Wherever the word "трансферты" appears in a line, extract that line.
########################################
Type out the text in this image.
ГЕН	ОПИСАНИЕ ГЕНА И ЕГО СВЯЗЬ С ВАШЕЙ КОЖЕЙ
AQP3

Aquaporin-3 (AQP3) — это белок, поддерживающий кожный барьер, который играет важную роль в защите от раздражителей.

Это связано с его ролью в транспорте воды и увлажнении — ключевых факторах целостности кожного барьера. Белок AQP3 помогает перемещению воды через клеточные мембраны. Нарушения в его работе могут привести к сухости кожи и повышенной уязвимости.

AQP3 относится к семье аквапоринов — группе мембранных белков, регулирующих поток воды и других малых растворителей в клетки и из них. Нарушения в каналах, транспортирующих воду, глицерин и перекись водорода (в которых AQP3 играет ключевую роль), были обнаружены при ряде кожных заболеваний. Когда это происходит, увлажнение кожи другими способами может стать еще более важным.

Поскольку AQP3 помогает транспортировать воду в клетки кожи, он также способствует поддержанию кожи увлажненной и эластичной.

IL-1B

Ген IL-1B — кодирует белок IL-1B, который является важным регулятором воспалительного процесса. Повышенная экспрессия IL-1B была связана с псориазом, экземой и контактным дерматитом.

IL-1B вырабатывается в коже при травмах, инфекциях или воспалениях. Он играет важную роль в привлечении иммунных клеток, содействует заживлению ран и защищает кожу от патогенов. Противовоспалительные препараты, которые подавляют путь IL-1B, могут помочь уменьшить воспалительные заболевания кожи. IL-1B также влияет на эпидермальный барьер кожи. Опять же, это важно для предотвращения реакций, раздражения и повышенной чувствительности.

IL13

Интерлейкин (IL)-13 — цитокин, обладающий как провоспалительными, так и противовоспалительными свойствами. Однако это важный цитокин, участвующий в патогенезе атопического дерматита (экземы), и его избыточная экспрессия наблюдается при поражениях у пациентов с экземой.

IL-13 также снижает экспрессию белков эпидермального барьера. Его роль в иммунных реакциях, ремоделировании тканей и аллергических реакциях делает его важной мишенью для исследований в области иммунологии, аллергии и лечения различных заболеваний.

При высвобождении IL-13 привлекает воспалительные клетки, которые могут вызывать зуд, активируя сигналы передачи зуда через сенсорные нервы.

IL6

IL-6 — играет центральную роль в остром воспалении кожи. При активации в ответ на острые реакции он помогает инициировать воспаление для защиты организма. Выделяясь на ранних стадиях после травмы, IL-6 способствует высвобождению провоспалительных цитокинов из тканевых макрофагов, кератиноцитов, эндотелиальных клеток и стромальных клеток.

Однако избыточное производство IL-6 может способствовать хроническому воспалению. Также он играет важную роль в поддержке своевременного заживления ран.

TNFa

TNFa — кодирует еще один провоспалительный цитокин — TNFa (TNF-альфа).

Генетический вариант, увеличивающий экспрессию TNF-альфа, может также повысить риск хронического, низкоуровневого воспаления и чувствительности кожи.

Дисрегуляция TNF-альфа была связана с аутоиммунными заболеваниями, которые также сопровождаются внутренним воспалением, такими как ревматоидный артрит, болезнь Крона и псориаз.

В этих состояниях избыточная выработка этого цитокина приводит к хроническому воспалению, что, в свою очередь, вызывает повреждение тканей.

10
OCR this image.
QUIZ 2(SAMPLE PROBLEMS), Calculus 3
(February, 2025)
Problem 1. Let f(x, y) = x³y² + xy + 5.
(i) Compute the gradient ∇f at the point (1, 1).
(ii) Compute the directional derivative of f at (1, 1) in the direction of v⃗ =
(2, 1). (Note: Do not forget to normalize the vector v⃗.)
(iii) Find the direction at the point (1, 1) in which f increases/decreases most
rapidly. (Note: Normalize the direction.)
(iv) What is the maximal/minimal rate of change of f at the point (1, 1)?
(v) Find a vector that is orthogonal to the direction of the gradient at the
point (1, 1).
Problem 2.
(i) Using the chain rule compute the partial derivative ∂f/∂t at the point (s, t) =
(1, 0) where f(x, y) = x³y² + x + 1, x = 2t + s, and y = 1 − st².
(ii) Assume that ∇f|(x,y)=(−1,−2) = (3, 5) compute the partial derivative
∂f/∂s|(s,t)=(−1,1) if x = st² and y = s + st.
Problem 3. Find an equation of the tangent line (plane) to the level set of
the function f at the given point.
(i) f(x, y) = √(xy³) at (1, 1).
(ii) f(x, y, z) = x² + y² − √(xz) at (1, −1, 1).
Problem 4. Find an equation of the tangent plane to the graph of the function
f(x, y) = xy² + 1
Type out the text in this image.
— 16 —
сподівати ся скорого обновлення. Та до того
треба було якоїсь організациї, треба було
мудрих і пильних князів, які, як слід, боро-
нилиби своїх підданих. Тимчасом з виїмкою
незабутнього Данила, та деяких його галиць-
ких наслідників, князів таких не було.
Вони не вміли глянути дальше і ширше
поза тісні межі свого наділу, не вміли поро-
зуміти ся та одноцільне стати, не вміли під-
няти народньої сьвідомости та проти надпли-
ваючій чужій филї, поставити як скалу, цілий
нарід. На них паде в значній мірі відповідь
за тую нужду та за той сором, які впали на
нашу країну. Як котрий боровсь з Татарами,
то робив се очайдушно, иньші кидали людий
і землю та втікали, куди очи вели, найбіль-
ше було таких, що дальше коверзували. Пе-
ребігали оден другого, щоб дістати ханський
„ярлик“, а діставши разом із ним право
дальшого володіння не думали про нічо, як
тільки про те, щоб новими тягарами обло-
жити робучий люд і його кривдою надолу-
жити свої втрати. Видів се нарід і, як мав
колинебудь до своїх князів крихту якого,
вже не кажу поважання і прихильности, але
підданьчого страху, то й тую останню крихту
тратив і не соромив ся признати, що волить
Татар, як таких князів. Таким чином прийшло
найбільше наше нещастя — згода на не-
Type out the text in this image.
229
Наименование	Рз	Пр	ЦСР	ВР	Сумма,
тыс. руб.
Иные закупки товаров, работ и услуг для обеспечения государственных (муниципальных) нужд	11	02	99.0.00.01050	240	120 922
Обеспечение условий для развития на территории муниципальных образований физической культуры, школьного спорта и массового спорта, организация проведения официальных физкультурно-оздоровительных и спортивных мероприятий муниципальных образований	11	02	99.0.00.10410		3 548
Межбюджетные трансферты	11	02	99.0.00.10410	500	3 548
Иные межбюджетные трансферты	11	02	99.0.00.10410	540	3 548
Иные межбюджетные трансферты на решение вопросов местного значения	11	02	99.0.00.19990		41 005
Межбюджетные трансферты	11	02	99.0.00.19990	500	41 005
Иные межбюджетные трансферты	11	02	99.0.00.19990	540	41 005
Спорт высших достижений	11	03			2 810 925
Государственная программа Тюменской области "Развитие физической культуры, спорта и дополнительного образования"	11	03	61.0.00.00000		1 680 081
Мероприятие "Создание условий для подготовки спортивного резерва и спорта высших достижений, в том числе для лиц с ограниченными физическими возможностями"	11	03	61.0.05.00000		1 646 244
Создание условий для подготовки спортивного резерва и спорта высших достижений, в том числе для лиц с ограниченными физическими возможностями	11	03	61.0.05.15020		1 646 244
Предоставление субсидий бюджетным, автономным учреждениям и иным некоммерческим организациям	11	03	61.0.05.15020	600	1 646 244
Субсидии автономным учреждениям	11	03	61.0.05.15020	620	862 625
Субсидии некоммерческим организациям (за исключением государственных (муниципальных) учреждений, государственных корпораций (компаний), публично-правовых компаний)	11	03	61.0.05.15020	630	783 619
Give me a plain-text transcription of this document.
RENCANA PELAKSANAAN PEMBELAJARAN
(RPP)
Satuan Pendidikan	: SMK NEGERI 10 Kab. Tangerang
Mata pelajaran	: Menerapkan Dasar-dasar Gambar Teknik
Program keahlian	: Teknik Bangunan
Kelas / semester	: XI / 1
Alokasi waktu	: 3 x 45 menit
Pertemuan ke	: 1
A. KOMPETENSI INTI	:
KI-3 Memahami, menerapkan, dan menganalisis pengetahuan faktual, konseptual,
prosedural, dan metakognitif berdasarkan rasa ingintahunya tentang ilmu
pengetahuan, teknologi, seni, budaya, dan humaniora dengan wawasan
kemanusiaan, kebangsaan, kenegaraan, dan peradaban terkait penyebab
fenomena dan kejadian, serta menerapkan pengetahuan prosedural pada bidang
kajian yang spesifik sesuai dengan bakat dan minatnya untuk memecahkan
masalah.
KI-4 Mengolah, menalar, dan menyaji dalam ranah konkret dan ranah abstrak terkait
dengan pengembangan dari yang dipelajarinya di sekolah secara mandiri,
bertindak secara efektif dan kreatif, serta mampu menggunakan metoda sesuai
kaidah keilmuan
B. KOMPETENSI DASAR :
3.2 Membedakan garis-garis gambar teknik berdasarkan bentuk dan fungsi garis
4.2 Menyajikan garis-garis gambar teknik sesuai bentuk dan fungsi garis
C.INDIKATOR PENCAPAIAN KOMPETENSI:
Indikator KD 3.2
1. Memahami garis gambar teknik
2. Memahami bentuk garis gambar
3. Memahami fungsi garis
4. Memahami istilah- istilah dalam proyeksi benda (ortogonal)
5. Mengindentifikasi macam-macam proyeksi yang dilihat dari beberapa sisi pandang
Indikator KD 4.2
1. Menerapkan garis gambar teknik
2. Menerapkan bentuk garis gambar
########################################
## THE COMPLETED TASK
Межбюджетные трансферты	11	02	99.0.00.10410	500	3 548
Иные межбюджетные трансферты	11	02	99.0.00.10410	540	3 548
Иные межбюджетные трансферты на решение вопросов местного значения	11	02	99.0.00.19990		41 005
Межбюджетные трансферты	11	02	99.0.00.19990	500	41 005
Иные межбюджетные трансферты	11	02	99.0.00.19990	540	41 005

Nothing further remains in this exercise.